■ **Extrait du document**
==========
Dans une pareille situation, qu’est-ce qu’un bon usage de la souveraineté ? Revenons à ses différentes acceptions. À la fin du Moyen-Âge, elle est définie par toutes sortes de légistes et de théologiens comme la summa potestas, puissance suprême entre les mains de l’autorité royale. L’autorité royale, c’est d’abord la défense jalouse d’un territoire et le prélèvement fiscal pour entretenir une armée. Avec la Révolution française, une bifurcation est prise : la souveraineté devient nationale, voire populaire dans son acception de 1793. Elle désigne alors la volonté générale d’un peuple qui se gouverne lui-même. Aujourd’hui, la conception française de la souveraineté emprunte à ces deux héritages. Elle est à la fois souveraineté de l’État, devenu entre-temps républicain, et souveraineté de la nation. Et en démocratie, l’État est au service de la nation.
==========
■ **Objectif à atteindre**
Recopiez intégralement l'extrait sur la souveraineté ci-dessus, sans y changer un seul mot. Les lignes placées après l'extrait sur la souveraineté forment un matériel distinct.

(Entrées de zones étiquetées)
==========
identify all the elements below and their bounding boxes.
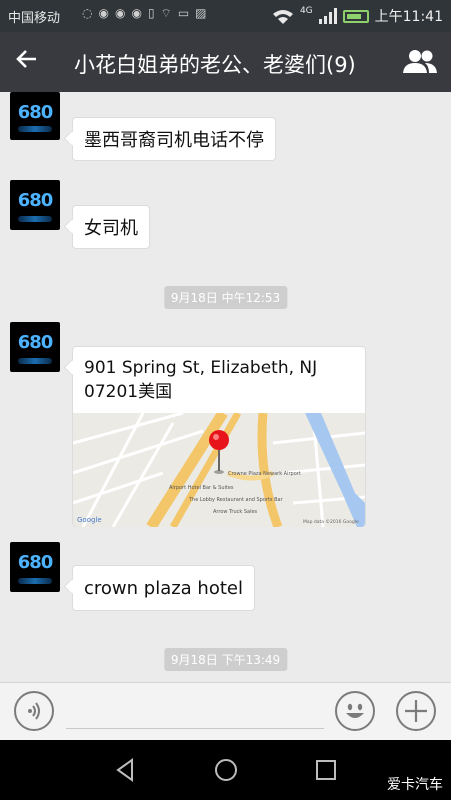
location-message[interactable]: 901 Spring St, Elizabeth, NJ 07201美国 Cro…	[72, 346, 366, 527]
chat-header: 小花白姐弟的老公、老婆们(9)	[0, 32, 451, 92]
avatar-text: 680	[17, 190, 54, 211]
notification-icon: ◌	[82, 6, 93, 20]
avatar-text: 680	[17, 332, 54, 353]
message-input[interactable]	[66, 693, 324, 729]
map-label: The Lobby Restaurant and Sports Bar	[188, 497, 284, 503]
emoji-button[interactable]	[335, 691, 375, 731]
system-nav-bar: 爱卡汽车	[0, 740, 451, 800]
message-list[interactable]: 680 墨西哥裔司机电话不停 680 女司机 9月18日 中午12:53 680…	[0, 92, 451, 682]
avatar[interactable]: 680	[10, 322, 60, 372]
network-type: 4G	[299, 6, 313, 16]
voice-icon	[28, 702, 40, 720]
back-button[interactable]	[14, 46, 48, 78]
file-icon: ▯	[147, 6, 155, 20]
message-text: 墨西哥裔司机电话不停	[84, 130, 264, 151]
wifi-icon	[272, 10, 293, 24]
address-line-1: 901 Spring St, Elizabeth, NJ	[84, 358, 318, 378]
chat-title: 小花白姐弟的老公、老婆们(9)	[74, 53, 356, 77]
avatar-text: 680	[17, 552, 54, 573]
avatar[interactable]: 680	[10, 542, 60, 592]
carrier-label: 中国移动	[8, 11, 61, 26]
wifi-small-icon: ⌔	[160, 6, 172, 20]
message-text: crown plaza hotel	[84, 577, 243, 599]
map-attribution: Map data ©2016 Google	[303, 518, 359, 525]
avatar[interactable]: 680	[10, 92, 60, 140]
more-options-button[interactable]	[396, 691, 436, 731]
signal-icon	[318, 8, 337, 24]
map-label: Arrow Truck Sales	[213, 509, 258, 515]
image-icon: ▨	[195, 6, 207, 20]
clock: 上午11:41	[374, 9, 443, 25]
timestamp-badge: 9月18日 中午12:53	[163, 286, 288, 309]
group-members-icon	[403, 50, 437, 73]
status-bar: 中国移动 ◌ ◉ ◉ ◉ ▯ ⌔ ▭ ▨ 4G 上午11:41	[0, 0, 451, 32]
map-image: Crowne Plaza Newark Airport Airport Hote…	[73, 413, 365, 527]
map-label: Airport Hotel Bar & Suites	[169, 485, 234, 491]
location-address: 901 Spring St, Elizabeth, NJ 07201美国	[84, 356, 359, 404]
nav-back-button[interactable]	[112, 756, 140, 784]
map-provider-logo: Google	[77, 516, 102, 524]
nav-home-button[interactable]	[212, 756, 240, 784]
location-map[interactable]: Crowne Plaza Newark Airport Airport Hote…	[73, 413, 365, 527]
weibo-icon: ◉	[98, 6, 109, 20]
weibo-icon: ◉	[131, 6, 142, 20]
plus-icon	[405, 700, 427, 722]
nav-recents-button[interactable]	[312, 756, 340, 784]
message-bubble[interactable]: 墨西哥裔司机电话不停	[72, 117, 276, 161]
voice-input-button[interactable]	[14, 691, 54, 731]
triangle-back-icon	[116, 758, 133, 782]
keyboard-icon: ▭	[177, 6, 190, 20]
map-label: Crowne Plaza Newark Airport	[228, 471, 301, 477]
timestamp-badge: 9月18日 下午13:49	[163, 648, 288, 671]
message-input-bar	[0, 682, 451, 740]
message-text: 女司机	[84, 218, 138, 239]
back-arrow-icon	[16, 50, 36, 68]
group-info-button[interactable]	[401, 46, 439, 78]
message-bubble[interactable]: 女司机	[72, 205, 150, 249]
avatar[interactable]: 680	[10, 180, 60, 230]
battery-icon	[342, 9, 369, 23]
notification-icons: ◌ ◉ ◉ ◉ ▯ ⌔ ▭ ▨	[82, 6, 207, 21]
weibo-icon: ◉	[114, 6, 126, 20]
emoji-icon	[346, 703, 364, 718]
avatar-text: 680	[17, 102, 54, 123]
circle-home-icon	[215, 759, 237, 781]
watermark: 爱卡汽车	[387, 777, 443, 793]
message-bubble[interactable]: crown plaza hotel	[72, 565, 255, 611]
address-line-2: 07201美国	[84, 382, 173, 402]
square-recents-icon	[316, 760, 336, 780]
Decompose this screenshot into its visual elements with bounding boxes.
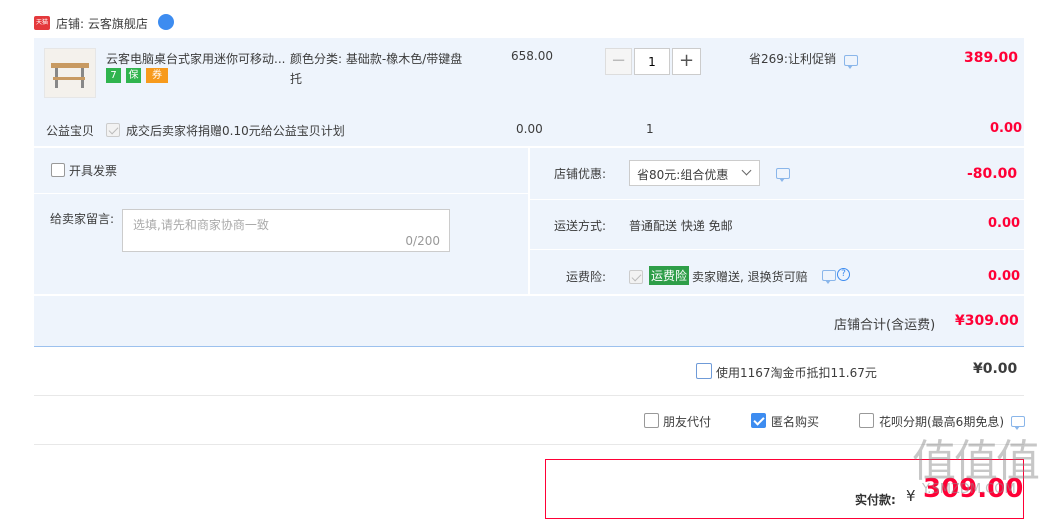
smzdm-watermark-site: Y.SMZDM.COM <box>922 482 1016 497</box>
discount-label: 店铺优惠: <box>554 167 607 181</box>
huabei-checkbox[interactable] <box>859 413 874 428</box>
charity-qty: 1 <box>646 122 654 136</box>
pay-currency: ¥ <box>906 487 916 505</box>
insurance-checkbox[interactable] <box>629 270 643 284</box>
right-panel-divider-2 <box>530 249 1024 250</box>
coins-amount: ¥0.00 <box>973 361 1018 377</box>
divider-1 <box>34 395 1024 396</box>
coins-label[interactable]: 使用1167淘金币抵扣11.67元 <box>716 364 877 381</box>
coins-checkbox[interactable] <box>696 363 712 379</box>
left-panel-divider <box>34 193 528 194</box>
insurance-badge: 运费险 <box>649 266 690 285</box>
charity-price: 0.00 <box>516 122 543 136</box>
right-panel-divider-1 <box>530 199 1024 200</box>
quantity-input[interactable] <box>634 48 670 75</box>
message-label: 给卖家留言: <box>50 212 115 226</box>
invoice-label[interactable]: 开具发票 <box>69 162 117 179</box>
seven-day-return-icon: 7 <box>106 68 121 83</box>
insurance-amount: 0.00 <box>988 269 1021 284</box>
friend-pay-label[interactable]: 朋友代付 <box>663 413 711 430</box>
shop-total-label: 店铺合计(含运费) <box>834 318 936 333</box>
coupon-icon: 券 <box>146 68 168 83</box>
item-thumbnail[interactable] <box>44 48 96 98</box>
shipping-label: 运送方式: <box>554 219 607 233</box>
discount-amount: -80.00 <box>967 166 1018 182</box>
item-unit-price: 658.00 <box>511 49 553 63</box>
insurance-message-icon[interactable] <box>822 270 836 284</box>
discount-message-icon[interactable] <box>776 168 790 182</box>
friend-pay-checkbox[interactable] <box>644 413 659 428</box>
message-char-count: 0/200 <box>405 234 440 248</box>
shop-total-amount: ¥309.00 <box>955 313 1019 329</box>
smzdm-watermark: 值值值 <box>912 436 1040 487</box>
invoice-checkbox[interactable] <box>51 163 65 177</box>
item-sku-line1: 颜色分类: 基础款-橡木色/带键盘 <box>290 52 463 66</box>
qty-decrease-button[interactable]: − <box>605 48 632 75</box>
discount-selected-value: 省80元:组合优惠 <box>637 168 729 182</box>
promo-message-icon[interactable] <box>844 55 858 69</box>
charity-desc: 成交后卖家将捐赠0.10元给公益宝贝计划 <box>126 124 345 138</box>
item-title-link[interactable]: 云客电脑桌台式家用迷你可移动... <box>106 50 285 67</box>
divider-2 <box>34 444 1024 445</box>
wangwang-chat-icon[interactable] <box>158 14 174 30</box>
chevron-down-icon <box>741 165 752 176</box>
shipping-amount: 0.00 <box>988 216 1021 231</box>
charity-label: 公益宝贝 <box>46 124 95 138</box>
charity-checkbox[interactable] <box>106 123 120 137</box>
anonymous-checkbox[interactable] <box>751 413 766 428</box>
help-question-icon[interactable]: ? <box>837 268 850 281</box>
insurance-desc: 卖家赠送, 退换货可赔 <box>692 270 808 284</box>
shop-name-link[interactable]: 店铺: 云客旗舰店 <box>56 15 148 32</box>
tmall-badge: 天猫 <box>34 16 50 30</box>
message-textarea[interactable]: 选填,请先和商家协商一致 0/200 <box>122 209 450 252</box>
message-placeholder: 选填,请先和商家协商一致 <box>133 218 269 232</box>
item-subtotal: 389.00 <box>964 50 1019 66</box>
shipping-value: 普通配送 快递 免邮 <box>629 219 733 233</box>
qty-increase-button[interactable]: + <box>672 48 701 75</box>
guarantee-icon: 保 <box>126 68 141 83</box>
discount-select[interactable]: 省80元:组合优惠 <box>629 160 760 186</box>
insurance-label: 运费险: <box>566 270 607 284</box>
anonymous-label[interactable]: 匿名购买 <box>771 413 819 430</box>
pay-label: 实付款: <box>855 493 896 507</box>
charity-subtotal: 0.00 <box>990 121 1023 136</box>
item-promo-text: 省269:让利促销 <box>749 52 836 66</box>
item-sku-line2: 托 <box>290 72 303 86</box>
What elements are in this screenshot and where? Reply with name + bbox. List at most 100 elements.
==========
■ **Corrigé**
Dans une pareille situation, qu’est-ce qu’un bon usage de la souveraineté ? Revenons à ses différentes acceptions. À la fin du Moyen-Âge, elle est définie par toutes sortes de légistes et de théologiens comme la summa potestas, puissance suprême entre les mains de l’autorité royale. L’autorité royale, c’est d’abord la défense jalouse d’un territoire et le prélèvement fiscal pour entretenir une armée. Avec la Révolution française, une bifurcation est prise : la souveraineté devient nationale, voire populaire dans son acception de 1793. Elle désigne alors la volonté générale d’un peuple qui se gouverne lui-même. Aujourd’hui, la conception française de la souveraineté emprunte à ces deux héritages. Elle est à la fois souveraineté de l’État, devenu entre-temps républicain, et souveraineté de la nation. Et en démocratie, l’État est au service de la nation.